Data excerpts
····················
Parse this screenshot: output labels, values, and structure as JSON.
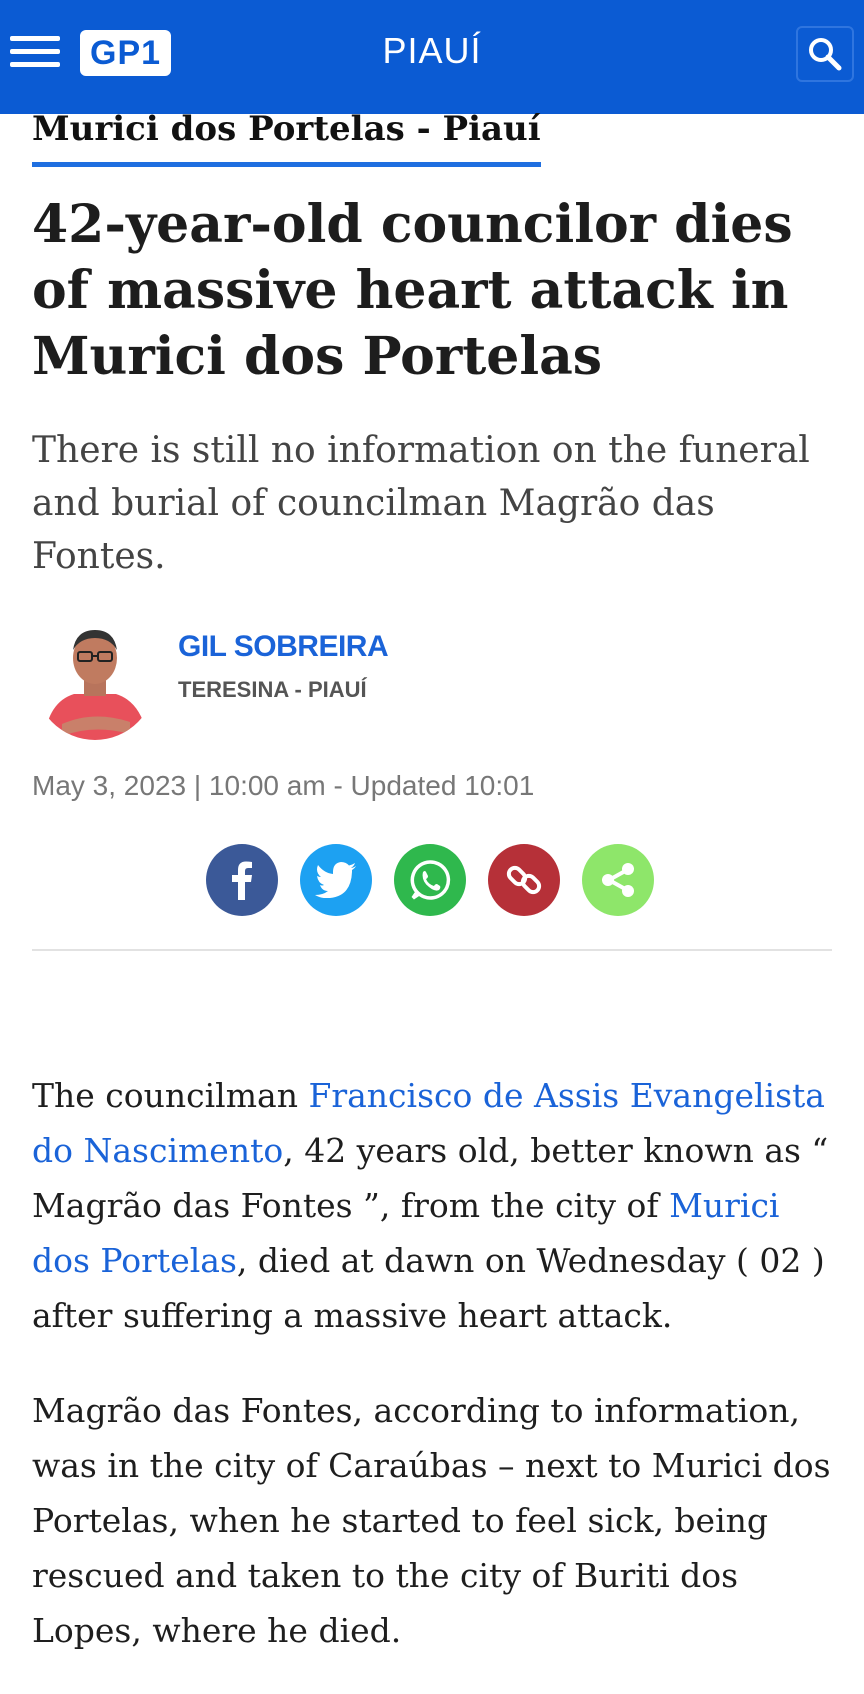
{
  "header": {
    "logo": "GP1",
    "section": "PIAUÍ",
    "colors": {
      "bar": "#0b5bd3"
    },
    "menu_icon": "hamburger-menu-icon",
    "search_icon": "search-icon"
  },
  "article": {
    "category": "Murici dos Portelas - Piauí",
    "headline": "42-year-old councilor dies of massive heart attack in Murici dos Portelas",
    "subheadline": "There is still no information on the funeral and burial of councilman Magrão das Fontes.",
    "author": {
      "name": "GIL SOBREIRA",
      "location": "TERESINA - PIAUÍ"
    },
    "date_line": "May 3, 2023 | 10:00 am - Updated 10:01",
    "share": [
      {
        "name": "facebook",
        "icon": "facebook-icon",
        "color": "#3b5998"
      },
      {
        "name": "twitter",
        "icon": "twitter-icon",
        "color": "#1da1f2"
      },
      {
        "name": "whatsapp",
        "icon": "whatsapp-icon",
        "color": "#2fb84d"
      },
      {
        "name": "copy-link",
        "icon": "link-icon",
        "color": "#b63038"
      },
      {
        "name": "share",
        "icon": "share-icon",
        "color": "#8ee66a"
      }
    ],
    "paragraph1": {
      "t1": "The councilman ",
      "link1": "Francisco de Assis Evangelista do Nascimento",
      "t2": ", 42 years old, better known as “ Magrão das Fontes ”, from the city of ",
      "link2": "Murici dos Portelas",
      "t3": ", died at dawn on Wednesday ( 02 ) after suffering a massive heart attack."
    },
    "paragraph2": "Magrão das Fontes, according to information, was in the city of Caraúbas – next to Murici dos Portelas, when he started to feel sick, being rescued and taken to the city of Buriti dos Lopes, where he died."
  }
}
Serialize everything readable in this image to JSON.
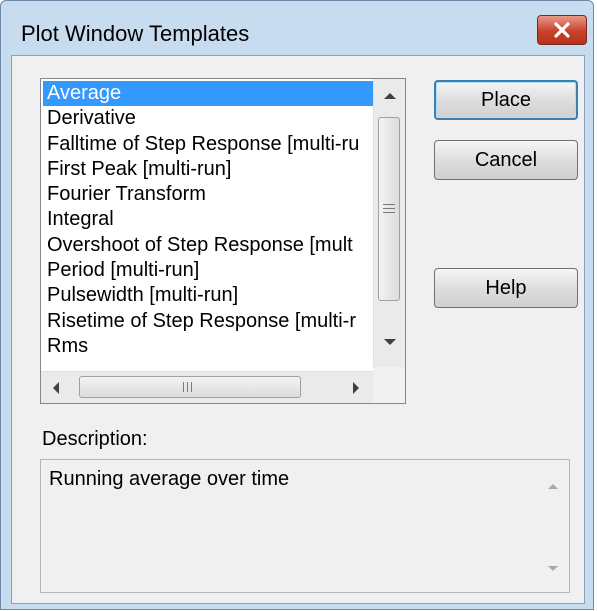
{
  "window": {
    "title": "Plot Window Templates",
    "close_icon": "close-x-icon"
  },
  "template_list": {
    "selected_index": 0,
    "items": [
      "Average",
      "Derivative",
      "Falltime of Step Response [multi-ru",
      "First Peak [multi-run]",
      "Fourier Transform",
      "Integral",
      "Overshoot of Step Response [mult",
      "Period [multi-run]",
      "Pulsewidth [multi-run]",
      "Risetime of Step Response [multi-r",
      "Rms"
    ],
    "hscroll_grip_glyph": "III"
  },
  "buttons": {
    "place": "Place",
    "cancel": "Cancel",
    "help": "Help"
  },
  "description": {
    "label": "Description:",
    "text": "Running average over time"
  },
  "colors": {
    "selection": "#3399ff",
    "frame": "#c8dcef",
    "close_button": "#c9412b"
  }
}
····················
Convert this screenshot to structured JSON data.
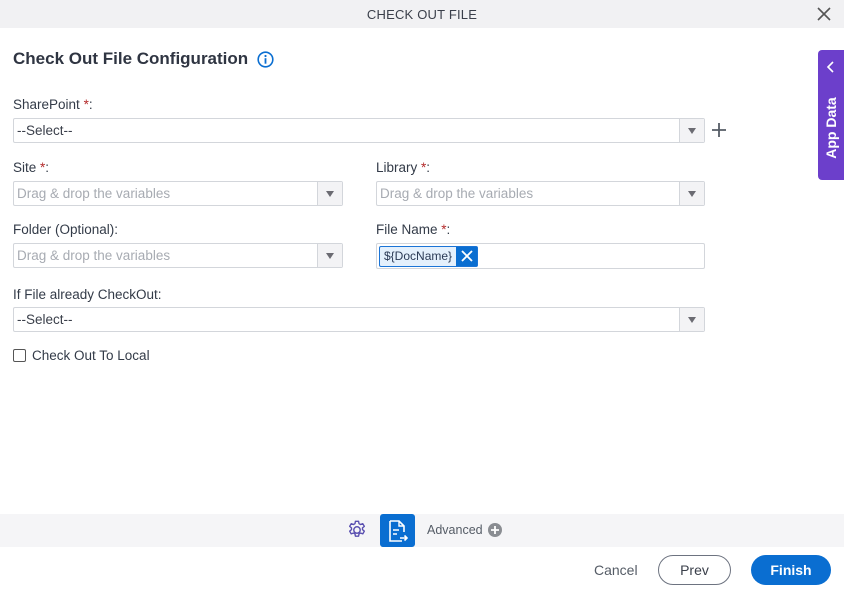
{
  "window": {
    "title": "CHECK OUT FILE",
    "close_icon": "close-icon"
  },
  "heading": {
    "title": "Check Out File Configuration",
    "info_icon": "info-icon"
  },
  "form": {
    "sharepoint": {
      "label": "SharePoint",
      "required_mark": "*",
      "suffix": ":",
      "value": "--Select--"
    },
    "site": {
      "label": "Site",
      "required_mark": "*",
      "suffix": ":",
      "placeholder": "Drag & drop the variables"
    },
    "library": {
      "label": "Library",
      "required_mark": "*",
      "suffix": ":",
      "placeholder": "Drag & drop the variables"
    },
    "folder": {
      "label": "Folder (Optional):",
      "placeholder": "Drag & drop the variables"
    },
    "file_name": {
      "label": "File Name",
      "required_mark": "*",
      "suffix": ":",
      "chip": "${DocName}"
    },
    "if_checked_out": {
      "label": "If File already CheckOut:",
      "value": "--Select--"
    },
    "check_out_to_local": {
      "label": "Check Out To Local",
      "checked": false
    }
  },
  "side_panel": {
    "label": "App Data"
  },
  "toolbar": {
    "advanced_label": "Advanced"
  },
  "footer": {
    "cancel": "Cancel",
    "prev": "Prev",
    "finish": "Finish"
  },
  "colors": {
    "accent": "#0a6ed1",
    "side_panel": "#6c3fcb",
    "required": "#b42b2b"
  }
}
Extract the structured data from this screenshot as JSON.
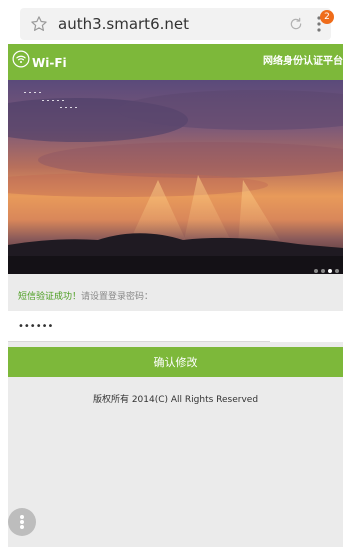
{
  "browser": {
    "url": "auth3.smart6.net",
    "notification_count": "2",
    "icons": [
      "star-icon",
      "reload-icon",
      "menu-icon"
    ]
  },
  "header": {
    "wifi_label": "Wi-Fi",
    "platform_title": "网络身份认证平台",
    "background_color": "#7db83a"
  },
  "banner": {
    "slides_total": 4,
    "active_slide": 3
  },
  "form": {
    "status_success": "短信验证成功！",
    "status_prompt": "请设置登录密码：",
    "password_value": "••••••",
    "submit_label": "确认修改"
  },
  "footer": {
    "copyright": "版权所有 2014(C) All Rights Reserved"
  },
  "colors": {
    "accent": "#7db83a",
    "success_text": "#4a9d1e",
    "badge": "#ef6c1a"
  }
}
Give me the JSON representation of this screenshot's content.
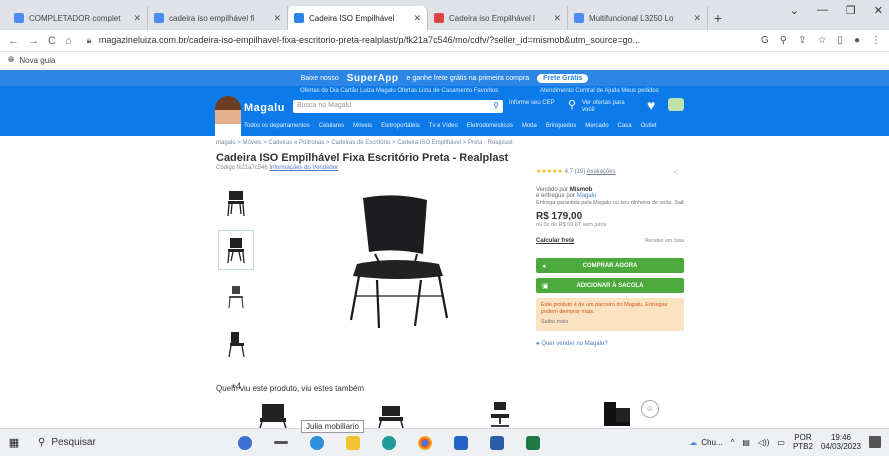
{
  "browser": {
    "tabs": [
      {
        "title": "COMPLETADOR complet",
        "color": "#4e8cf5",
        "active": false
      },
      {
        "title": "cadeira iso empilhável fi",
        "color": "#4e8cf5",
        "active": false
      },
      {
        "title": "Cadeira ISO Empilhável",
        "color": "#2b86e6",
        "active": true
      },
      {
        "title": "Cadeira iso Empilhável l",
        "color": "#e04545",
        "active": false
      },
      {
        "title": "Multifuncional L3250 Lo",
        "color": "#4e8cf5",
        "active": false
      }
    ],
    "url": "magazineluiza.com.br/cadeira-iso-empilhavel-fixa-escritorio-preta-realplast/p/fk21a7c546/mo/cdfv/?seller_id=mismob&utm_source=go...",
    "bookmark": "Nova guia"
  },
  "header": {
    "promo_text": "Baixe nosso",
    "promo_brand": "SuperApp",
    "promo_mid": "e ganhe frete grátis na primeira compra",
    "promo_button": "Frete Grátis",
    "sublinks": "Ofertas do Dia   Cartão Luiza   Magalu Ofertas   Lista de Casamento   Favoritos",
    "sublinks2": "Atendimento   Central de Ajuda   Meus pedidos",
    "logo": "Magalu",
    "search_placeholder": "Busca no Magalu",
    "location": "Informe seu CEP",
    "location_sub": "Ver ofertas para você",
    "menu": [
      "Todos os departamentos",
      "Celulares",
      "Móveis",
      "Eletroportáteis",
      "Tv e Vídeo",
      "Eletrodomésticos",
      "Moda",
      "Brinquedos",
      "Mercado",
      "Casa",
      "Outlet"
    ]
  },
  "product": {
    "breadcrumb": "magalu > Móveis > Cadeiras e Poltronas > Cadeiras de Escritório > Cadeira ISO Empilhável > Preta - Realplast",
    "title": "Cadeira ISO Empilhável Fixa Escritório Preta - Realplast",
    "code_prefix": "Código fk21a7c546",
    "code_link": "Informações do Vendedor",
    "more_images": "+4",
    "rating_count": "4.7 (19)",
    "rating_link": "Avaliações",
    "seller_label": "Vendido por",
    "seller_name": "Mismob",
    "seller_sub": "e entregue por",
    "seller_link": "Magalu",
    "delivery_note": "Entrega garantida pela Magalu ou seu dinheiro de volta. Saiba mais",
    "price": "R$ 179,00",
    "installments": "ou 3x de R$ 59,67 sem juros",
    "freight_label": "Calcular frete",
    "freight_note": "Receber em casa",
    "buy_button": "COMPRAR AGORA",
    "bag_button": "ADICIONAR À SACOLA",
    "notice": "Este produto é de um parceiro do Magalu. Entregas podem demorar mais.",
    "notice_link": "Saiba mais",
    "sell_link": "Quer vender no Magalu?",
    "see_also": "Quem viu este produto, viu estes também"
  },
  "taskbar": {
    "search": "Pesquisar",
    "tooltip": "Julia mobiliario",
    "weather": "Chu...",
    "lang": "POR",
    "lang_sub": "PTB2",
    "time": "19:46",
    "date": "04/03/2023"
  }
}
····················
Your objective: Filter out every line that lacks the word "Magrão", and copy the rest.

Answer to the problem:
    "subheadline": "There is still no information on the funeral and burial of councilman Magrão das Fontes.",
      "t2": ", 42 years old, better known as “ Magrão das Fontes ”, from the city of ",
    "paragraph2": "Magrão das Fontes, according to information, was in the city of Caraúbas – next to Murici dos Portelas, when he started to feel sick, being rescued and taken to the city of Buriti dos Lopes, where he died."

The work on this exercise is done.